→ Passage given:
----------------------------------------

Tuesday, September 18th

A thousand things to be written had I time: had I power. A very little writing uses up my capacity for writing.

Laughton Place and Philip Ritchie's
*
death.

These as it happened synchronised. When Vita was here 10 days ago we drove over to Laughton and I broke in and explored the house. It seemed, that sunny morning, so beautiful, so peaceful; and as if it had endless old rooms. So I come home boiling with the idea of buying it; and so fired L. that we wrote to the farmer, Mr. Russell, and waited, all on wires, edgy, excited for an answer. He came himself, after some days; and we were to go and see it. This arranged, and our hopes very high, I opened the
Morning Post
and read the death of Philip Ritchie. "He can't take houses, poor Philip" I thought. And then the usual procession of images went through my mind. Also, I think for the first time, I felt this death leaves me an elderly luggard; makes me feel I have no right to go on; as if my life were at the expense of his. And I had not been kind; not asked him to dinner and so on. So the two feelings—about buying the house and his death—fought each other; and sometimes the house won and sometimes death won; and we went to see the house and it turned out unspeakably dreary; all patched and spoilt; with grained oak and grey paper; a sodden garden and a glaring red cottage at the back. I note the strength and vividness of feelings which suddenly break and foam away. Now I forget to think about Philip Ritchie.

----------------------------------------

→ Set task A:
Revise the listing from its first line through the line with "text-line: **村地处**区北部，是河套灌区的边缘地带，地势高、基础差， [178,587,781,612]", putting "heading" in place of "section-heading" and keeping everything else the same.
The diary entry and the listing below it have nothing to do with each other.

→ Exercise material:
----------------------------------------

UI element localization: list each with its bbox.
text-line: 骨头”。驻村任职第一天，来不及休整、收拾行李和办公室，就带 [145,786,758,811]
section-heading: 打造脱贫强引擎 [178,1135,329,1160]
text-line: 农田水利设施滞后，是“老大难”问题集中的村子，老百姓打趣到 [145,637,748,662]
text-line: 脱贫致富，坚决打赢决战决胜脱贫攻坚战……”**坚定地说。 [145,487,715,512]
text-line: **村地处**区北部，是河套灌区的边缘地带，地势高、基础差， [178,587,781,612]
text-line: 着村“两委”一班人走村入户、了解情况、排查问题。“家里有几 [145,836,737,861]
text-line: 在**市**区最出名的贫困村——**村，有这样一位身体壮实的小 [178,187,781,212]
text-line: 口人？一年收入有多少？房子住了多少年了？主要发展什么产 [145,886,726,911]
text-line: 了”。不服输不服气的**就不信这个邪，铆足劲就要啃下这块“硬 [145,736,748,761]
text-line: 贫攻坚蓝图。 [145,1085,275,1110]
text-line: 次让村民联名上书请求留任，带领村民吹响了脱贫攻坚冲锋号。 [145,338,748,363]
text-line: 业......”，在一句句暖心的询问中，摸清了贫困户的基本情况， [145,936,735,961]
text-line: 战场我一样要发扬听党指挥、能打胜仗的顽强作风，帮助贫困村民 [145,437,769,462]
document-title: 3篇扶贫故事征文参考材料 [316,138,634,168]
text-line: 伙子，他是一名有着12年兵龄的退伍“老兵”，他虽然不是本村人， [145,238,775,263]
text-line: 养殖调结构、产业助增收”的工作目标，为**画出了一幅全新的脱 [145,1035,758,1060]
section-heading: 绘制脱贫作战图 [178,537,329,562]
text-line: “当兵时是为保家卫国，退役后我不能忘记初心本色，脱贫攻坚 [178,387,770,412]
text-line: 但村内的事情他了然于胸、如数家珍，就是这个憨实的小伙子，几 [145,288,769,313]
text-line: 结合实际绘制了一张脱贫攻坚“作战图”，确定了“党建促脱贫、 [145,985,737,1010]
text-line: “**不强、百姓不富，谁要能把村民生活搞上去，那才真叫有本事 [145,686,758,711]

----------------------------------------

→ Set task B:
Retype the diary entry word for word.

→ Result A:
UI element localization: list each with its bbox.
text-line: 骨头”。驻村任职第一天，来不及休整、收拾行李和办公室，就带 [145,786,758,811]
heading: 打造脱贫强引擎 [178,1135,329,1160]
text-line: 农田水利设施滞后，是“老大难”问题集中的村子，老百姓打趣到 [145,637,748,662]
text-line: 脱贫致富，坚决打赢决战决胜脱贫攻坚战……”**坚定地说。 [145,487,715,512]
text-line: **村地处**区北部，是河套灌区的边缘地带，地势高、基础差， [178,587,781,612]

→ Result B:
Tuesday, September 18th

A thousand things to be written had I time: had I power. A very little writing uses up my capacity for writing.

Laughton Place and Philip Ritchie's
*
death.

These as it happened synchronised. When Vita was here 10 days ago we drove over to Laughton and I broke in and explored the house. It seemed, that sunny morning, so beautiful, so peaceful; and as if it had endless old rooms. So I come home boiling with the idea of buying it; and so fired L. that we wrote to the farmer, Mr. Russell, and waited, all on wires, edgy, excited for an answer. He came himself, after some days; and we were to go and see it. This arranged, and our hopes very high, I opened the
Morning Post
and read the death of Philip Ritchie. "He can't take houses, poor Philip" I thought. And then the usual procession of images went through my mind. Also, I think for the first time, I felt this death leaves me an elderly luggard; makes me feel I have no right to go on; as if my life were at the expense of his. And I had not been kind; not asked him to dinner and so on. So the two feelings—about buying the house and his death—fought each other; and sometimes the house won and sometimes death won; and we went to see the house and it turned out unspeakably dreary; all patched and spoilt; with grained oak and grey paper; a sodden garden and a glaring red cottage at the back. I note the strength and vividness of feelings which suddenly break and foam away. Now I forget to think about Philip Ritchie.